* _Task to complete_
Print all entries word for word.

-- BEGIN --

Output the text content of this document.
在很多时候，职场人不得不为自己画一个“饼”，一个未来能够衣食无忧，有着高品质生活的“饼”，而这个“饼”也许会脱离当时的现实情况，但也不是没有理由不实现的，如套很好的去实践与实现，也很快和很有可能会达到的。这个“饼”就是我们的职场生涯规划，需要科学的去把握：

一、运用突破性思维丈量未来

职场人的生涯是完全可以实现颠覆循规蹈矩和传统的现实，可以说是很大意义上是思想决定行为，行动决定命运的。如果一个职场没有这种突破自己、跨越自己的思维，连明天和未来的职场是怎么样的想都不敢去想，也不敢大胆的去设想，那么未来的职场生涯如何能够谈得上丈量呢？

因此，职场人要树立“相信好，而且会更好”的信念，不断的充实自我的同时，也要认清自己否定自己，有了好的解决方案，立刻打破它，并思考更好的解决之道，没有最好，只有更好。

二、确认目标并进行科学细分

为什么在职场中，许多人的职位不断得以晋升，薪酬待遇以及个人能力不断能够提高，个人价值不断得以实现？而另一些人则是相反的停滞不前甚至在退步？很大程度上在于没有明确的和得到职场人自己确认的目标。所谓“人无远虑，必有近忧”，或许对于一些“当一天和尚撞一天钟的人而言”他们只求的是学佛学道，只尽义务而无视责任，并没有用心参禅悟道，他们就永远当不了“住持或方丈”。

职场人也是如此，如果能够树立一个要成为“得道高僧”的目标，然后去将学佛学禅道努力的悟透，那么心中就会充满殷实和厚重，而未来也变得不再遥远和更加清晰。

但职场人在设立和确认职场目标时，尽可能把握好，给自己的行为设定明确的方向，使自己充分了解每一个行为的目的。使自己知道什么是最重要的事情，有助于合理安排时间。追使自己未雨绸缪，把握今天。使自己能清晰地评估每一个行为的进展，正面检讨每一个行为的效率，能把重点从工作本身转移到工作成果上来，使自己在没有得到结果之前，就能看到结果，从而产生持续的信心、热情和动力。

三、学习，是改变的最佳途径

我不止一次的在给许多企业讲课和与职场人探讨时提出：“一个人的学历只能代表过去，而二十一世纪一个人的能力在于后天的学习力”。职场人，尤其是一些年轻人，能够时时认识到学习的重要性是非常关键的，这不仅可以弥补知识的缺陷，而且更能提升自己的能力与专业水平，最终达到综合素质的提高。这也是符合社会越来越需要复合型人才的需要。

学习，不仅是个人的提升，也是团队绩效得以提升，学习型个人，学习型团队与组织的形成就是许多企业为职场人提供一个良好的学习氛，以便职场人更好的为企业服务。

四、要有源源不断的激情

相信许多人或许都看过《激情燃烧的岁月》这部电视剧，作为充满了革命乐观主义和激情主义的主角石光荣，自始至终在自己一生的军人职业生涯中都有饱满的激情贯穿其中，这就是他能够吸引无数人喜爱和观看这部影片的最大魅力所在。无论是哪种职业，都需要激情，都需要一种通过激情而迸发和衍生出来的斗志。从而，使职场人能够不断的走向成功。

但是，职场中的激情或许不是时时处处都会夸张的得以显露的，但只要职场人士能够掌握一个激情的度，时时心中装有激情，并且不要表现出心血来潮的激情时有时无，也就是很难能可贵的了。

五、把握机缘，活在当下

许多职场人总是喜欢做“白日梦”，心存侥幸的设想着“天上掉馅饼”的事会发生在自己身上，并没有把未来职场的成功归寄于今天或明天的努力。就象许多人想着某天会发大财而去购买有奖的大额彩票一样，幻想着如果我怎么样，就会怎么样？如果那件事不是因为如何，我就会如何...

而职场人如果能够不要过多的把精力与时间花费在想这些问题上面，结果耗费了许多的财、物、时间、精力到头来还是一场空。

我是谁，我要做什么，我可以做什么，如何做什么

-- END --

* _Task response_
Output the text content of this document.
在很多时候，职场人不得不为自己画一个“饼”，一个未来能够衣食无忧，有着高品质生活的“饼”，而这个“饼”也许会脱离当时的现实情况，但也不是没有理由不实现的，如套很好的去实践与实现，也很快和很有可能会达到的。这个“饼”就是我们的职场生涯规划，需要科学的去把握：

一、运用突破性思维丈量未来

职场人的生涯是完全可以实现颠覆循规蹈矩和传统的现实，可以说是很大意义上是思想决定行为，行动决定命运的。如果一个职场没有这种突破自己、跨越自己的思维，连明天和未来的职场是怎么样的想都不敢去想，也不敢大胆的去设想，那么未来的职场生涯如何能够谈得上丈量呢？

因此，职场人要树立“相信好，而且会更好”的信念，不断的充实自我的同时，也要认清自己否定自己，有了好的解决方案，立刻打破它，并思考更好的解决之道，没有最好，只有更好。

二、确认目标并进行科学细分

为什么在职场中，许多人的职位不断得以晋升，薪酬待遇以及个人能力不断能够提高，个人价值不断得以实现？而另一些人则是相反的停滞不前甚至在退步？很大程度上在于没有明确的和得到职场人自己确认的目标。所谓“人无远虑，必有近忧”，或许对于一些“当一天和尚撞一天钟的人而言”他们只求的是学佛学道，只尽义务而无视责任，并没有用心参禅悟道，他们就永远当不了“住持或方丈”。

职场人也是如此，如果能够树立一个要成为“得道高僧”的目标，然后去将学佛学禅道努力的悟透，那么心中就会充满殷实和厚重，而未来也变得不再遥远和更加清晰。

但职场人在设立和确认职场目标时，尽可能把握好，给自己的行为设定明确的方向，使自己充分了解每一个行为的目的。使自己知道什么是最重要的事情，有助于合理安排时间。追使自己未雨绸缪，把握今天。使自己能清晰地评估每一个行为的进展，正面检讨每一个行为的效率，能把重点从工作本身转移到工作成果上来，使自己在没有得到结果之前，就能看到结果，从而产生持续的信心、热情和动力。

三、学习，是改变的最佳途径

我不止一次的在给许多企业讲课和与职场人探讨时提出：“一个人的学历只能代表过去，而二十一世纪一个人的能力在于后天的学习力”。职场人，尤其是一些年轻人，能够时时认识到学习的重要性是非常关键的，这不仅可以弥补知识的缺陷，而且更能提升自己的能力与专业水平，最终达到综合素质的提高。这也是符合社会越来越需要复合型人才的需要。

学习，不仅是个人的提升，也是团队绩效得以提升，学习型个人，学习型团队与组织的形成就是许多企业为职场人提供一个良好的学习氛，以便职场人更好的为企业服务。

四、要有源源不断的激情

相信许多人或许都看过《激情燃烧的岁月》这部电视剧，作为充满了革命乐观主义和激情主义的主角石光荣，自始至终在自己一生的军人职业生涯中都有饱满的激情贯穿其中，这就是他能够吸引无数人喜爱和观看这部影片的最大魅力所在。无论是哪种职业，都需要激情，都需要一种通过激情而迸发和衍生出来的斗志。从而，使职场人能够不断的走向成功。

但是，职场中的激情或许不是时时处处都会夸张的得以显露的，但只要职场人士能够掌握一个激情的度，时时心中装有激情，并且不要表现出心血来潮的激情时有时无，也就是很难能可贵的了。

五、把握机缘，活在当下

许多职场人总是喜欢做“白日梦”，心存侥幸的设想着“天上掉馅饼”的事会发生在自己身上，并没有把未来职场的成功归寄于今天或明天的努力。就象许多人想着某天会发大财而去购买有奖的大额彩票一样，幻想着如果我怎么样，就会怎么样？如果那件事不是因为如何，我就会如何...

而职场人如果能够不要过多的把精力与时间花费在想这些问题上面，结果耗费了许多的财、物、时间、精力到头来还是一场空。

我是谁，我要做什么，我可以做什么，如何做什么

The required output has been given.